• [What needs to be done]: State the number of lines where "complications" appears. Add nothing else.

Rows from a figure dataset

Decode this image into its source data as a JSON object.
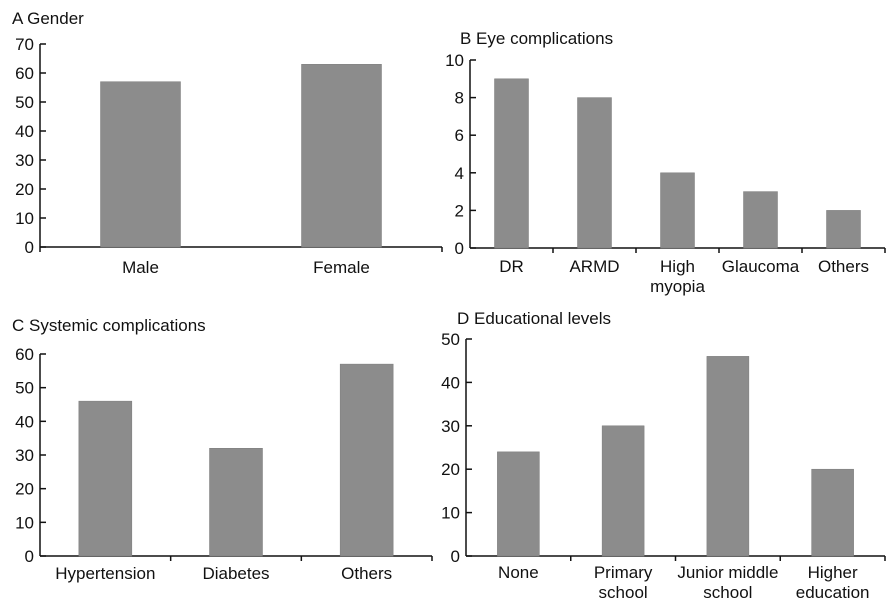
{
  "chart_data": [
    {
      "type": "bar",
      "title": "A  Gender",
      "categories": [
        [
          "Male"
        ],
        [
          "Female"
        ]
      ],
      "values": [
        57,
        63
      ],
      "ylim": [
        0,
        70
      ],
      "yticks": [
        0,
        10,
        20,
        30,
        40,
        50,
        60,
        70
      ],
      "xlabel": "",
      "ylabel": "",
      "bar_color": "#8c8c8c",
      "grid": false
    },
    {
      "type": "bar",
      "title": "B Eye complications",
      "categories": [
        [
          "DR"
        ],
        [
          "ARMD"
        ],
        [
          "High",
          "myopia"
        ],
        [
          "Glaucoma"
        ],
        [
          "Others"
        ]
      ],
      "values": [
        9,
        8,
        4,
        3,
        2
      ],
      "ylim": [
        0,
        10
      ],
      "yticks": [
        0,
        2,
        4,
        6,
        8,
        10
      ],
      "xlabel": "",
      "ylabel": "",
      "bar_color": "#8c8c8c",
      "grid": false
    },
    {
      "type": "bar",
      "title": "C Systemic complications",
      "categories": [
        [
          "Hypertension"
        ],
        [
          "Diabetes"
        ],
        [
          "Others"
        ]
      ],
      "values": [
        46,
        32,
        57
      ],
      "ylim": [
        0,
        60
      ],
      "yticks": [
        0,
        10,
        20,
        30,
        40,
        50,
        60
      ],
      "xlabel": "",
      "ylabel": "",
      "bar_color": "#8c8c8c",
      "grid": false
    },
    {
      "type": "bar",
      "title": "D Educational levels",
      "categories": [
        [
          "None"
        ],
        [
          "Primary",
          "school"
        ],
        [
          "Junior middle",
          "school"
        ],
        [
          "Higher",
          "education"
        ]
      ],
      "values": [
        24,
        30,
        46,
        20
      ],
      "ylim": [
        0,
        50
      ],
      "yticks": [
        0,
        10,
        20,
        30,
        40,
        50
      ],
      "xlabel": "",
      "ylabel": "",
      "bar_color": "#8c8c8c",
      "grid": false
    }
  ]
}
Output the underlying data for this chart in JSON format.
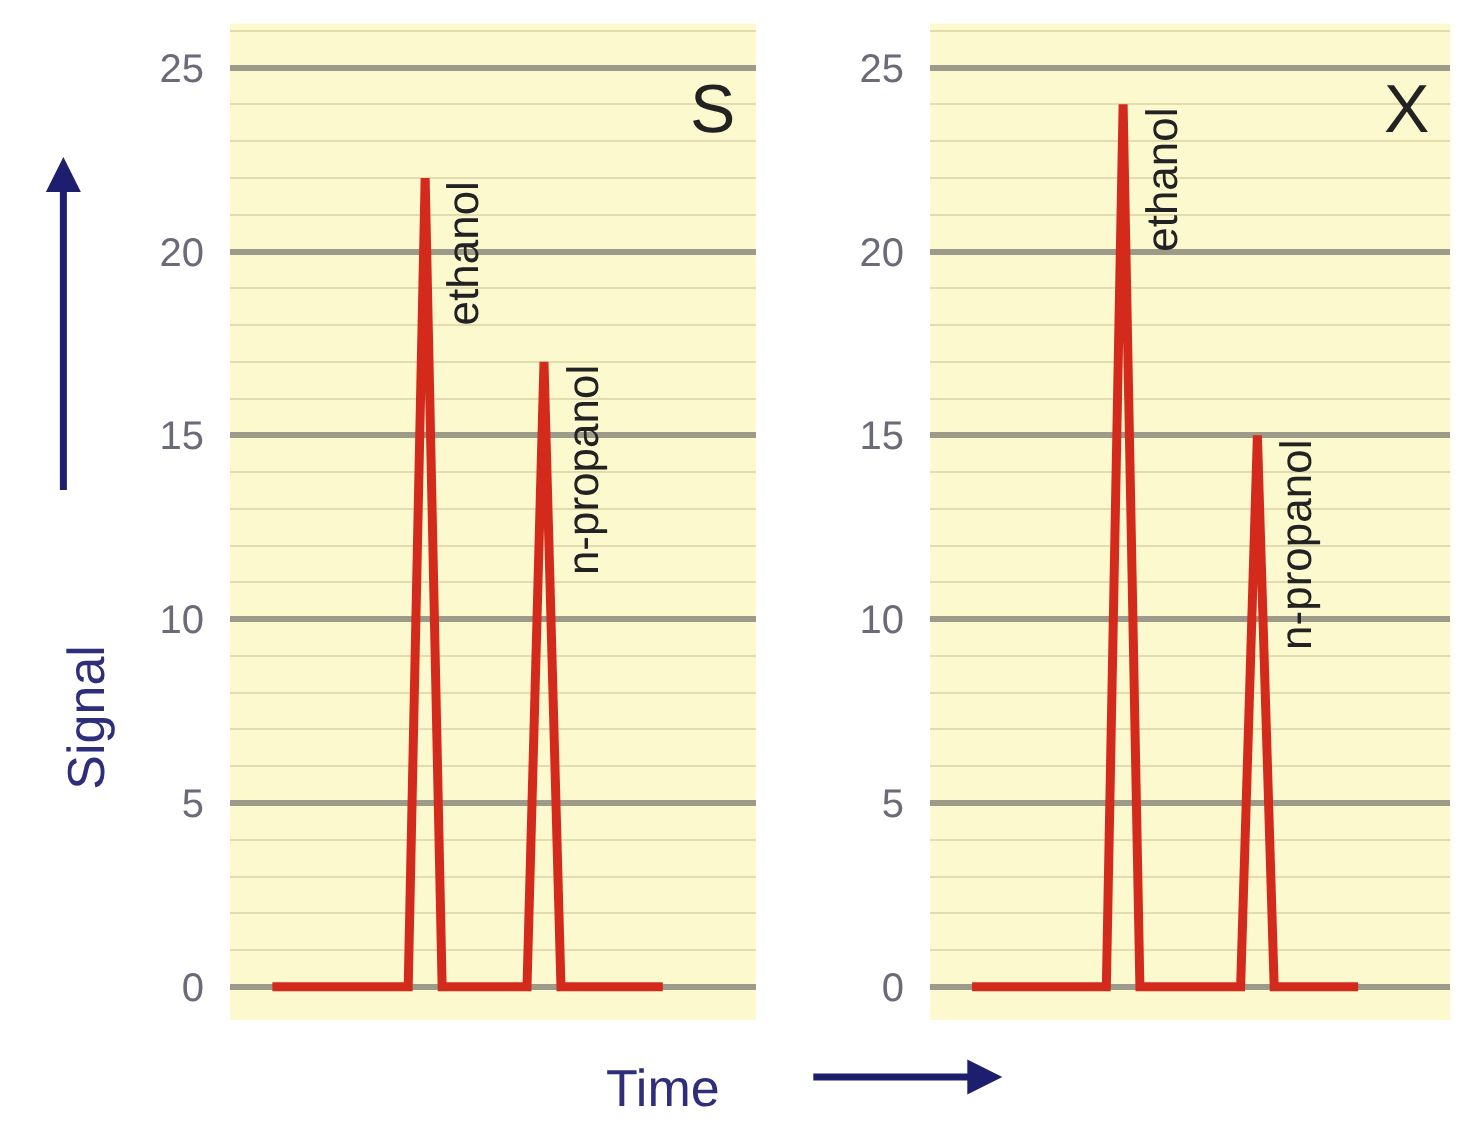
{
  "chart_data": [
    {
      "type": "line",
      "title": "S",
      "ylabel": "Signal",
      "xlabel": "Time",
      "categories": [
        null,
        null,
        null,
        null,
        null,
        null,
        null,
        null,
        null,
        null,
        null,
        null,
        null,
        null,
        null,
        null,
        null,
        null,
        null,
        null,
        null,
        null,
        null,
        null,
        null,
        null,
        null,
        null,
        null,
        null,
        null
      ],
      "series": [
        {
          "color": "#d42a1c",
          "values": [
            null,
            null,
            0,
            0,
            0,
            0,
            0,
            0,
            0,
            0,
            0,
            22,
            0,
            0,
            0,
            0,
            0,
            0,
            17,
            0,
            0,
            0,
            0,
            0,
            0,
            0,
            null,
            null,
            null,
            null,
            null
          ]
        }
      ],
      "annotations": [
        "ethanol",
        "n-propanol"
      ],
      "ylim": [
        -0.9,
        26.2
      ],
      "yticks": [
        0,
        {
          "value": 1,
          "label": null
        },
        {
          "value": 2,
          "label": null
        },
        {
          "value": 3,
          "label": null
        },
        {
          "value": 4,
          "label": null
        },
        5,
        {
          "value": 6,
          "label": null
        },
        {
          "value": 7,
          "label": null
        },
        {
          "value": 8,
          "label": null
        },
        {
          "value": 9,
          "label": null
        },
        10,
        {
          "value": 11,
          "label": null
        },
        {
          "value": 12,
          "label": null
        },
        {
          "value": 13,
          "label": null
        },
        {
          "value": 14,
          "label": null
        },
        15,
        {
          "value": 16,
          "label": null
        },
        {
          "value": 17,
          "label": null
        },
        {
          "value": 18,
          "label": null
        },
        {
          "value": 19,
          "label": null
        },
        20,
        {
          "value": 21,
          "label": null
        },
        {
          "value": 22,
          "label": null
        },
        {
          "value": 23,
          "label": null
        },
        {
          "value": 24,
          "label": null
        },
        25,
        {
          "value": 26,
          "label": null
        }
      ],
      "grid": "y",
      "tick_labels": "y",
      "marker": "none",
      "line_style": "solid"
    },
    {
      "type": "line",
      "title": "X",
      "categories": [
        null,
        null,
        null,
        null,
        null,
        null,
        null,
        null,
        null,
        null,
        null,
        null,
        null,
        null,
        null,
        null,
        null,
        null,
        null,
        null,
        null,
        null,
        null,
        null,
        null,
        null,
        null,
        null,
        null,
        null,
        null
      ],
      "series": [
        {
          "color": "#d42a1c",
          "values": [
            null,
            null,
            0,
            0,
            0,
            0,
            0,
            0,
            0,
            0,
            0,
            24,
            0,
            0,
            0,
            0,
            0,
            0,
            0,
            15,
            0,
            0,
            0,
            0,
            0,
            0,
            null,
            null,
            null,
            null,
            null
          ]
        }
      ],
      "annotations": [
        "ethanol",
        "n-propanol"
      ],
      "ylim": [
        -0.9,
        26.2
      ],
      "yticks": [
        0,
        {
          "value": 1,
          "label": null
        },
        {
          "value": 2,
          "label": null
        },
        {
          "value": 3,
          "label": null
        },
        {
          "value": 4,
          "label": null
        },
        5,
        {
          "value": 6,
          "label": null
        },
        {
          "value": 7,
          "label": null
        },
        {
          "value": 8,
          "label": null
        },
        {
          "value": 9,
          "label": null
        },
        10,
        {
          "value": 11,
          "label": null
        },
        {
          "value": 12,
          "label": null
        },
        {
          "value": 13,
          "label": null
        },
        {
          "value": 14,
          "label": null
        },
        15,
        {
          "value": 16,
          "label": null
        },
        {
          "value": 17,
          "label": null
        },
        {
          "value": 18,
          "label": null
        },
        {
          "value": 19,
          "label": null
        },
        20,
        {
          "value": 21,
          "label": null
        },
        {
          "value": 22,
          "label": null
        },
        {
          "value": 23,
          "label": null
        },
        {
          "value": 24,
          "label": null
        },
        25,
        {
          "value": 26,
          "label": null
        }
      ],
      "grid": "y",
      "tick_labels": "y",
      "marker": "none",
      "line_style": "solid"
    }
  ]
}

• [Solution to this problem]: 2